■ **Excerpts from a figure dataset**
## begin
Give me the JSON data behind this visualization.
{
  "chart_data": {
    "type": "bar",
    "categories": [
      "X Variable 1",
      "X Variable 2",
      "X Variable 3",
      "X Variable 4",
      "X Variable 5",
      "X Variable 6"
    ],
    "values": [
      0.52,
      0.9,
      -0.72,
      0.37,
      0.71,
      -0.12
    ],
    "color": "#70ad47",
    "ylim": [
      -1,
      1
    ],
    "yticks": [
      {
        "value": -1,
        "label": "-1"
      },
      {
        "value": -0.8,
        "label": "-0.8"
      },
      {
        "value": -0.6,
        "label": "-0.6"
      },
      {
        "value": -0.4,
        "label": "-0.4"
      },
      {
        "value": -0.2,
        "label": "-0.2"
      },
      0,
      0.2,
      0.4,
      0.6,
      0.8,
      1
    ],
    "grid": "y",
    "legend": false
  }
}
## end
Look through the data above. Find each line with the string "Variable" and copy it.

      "X Variable 1",
      "X Variable 2",
      "X Variable 3",
      "X Variable 4",
      "X Variable 5",
      "X Variable 6"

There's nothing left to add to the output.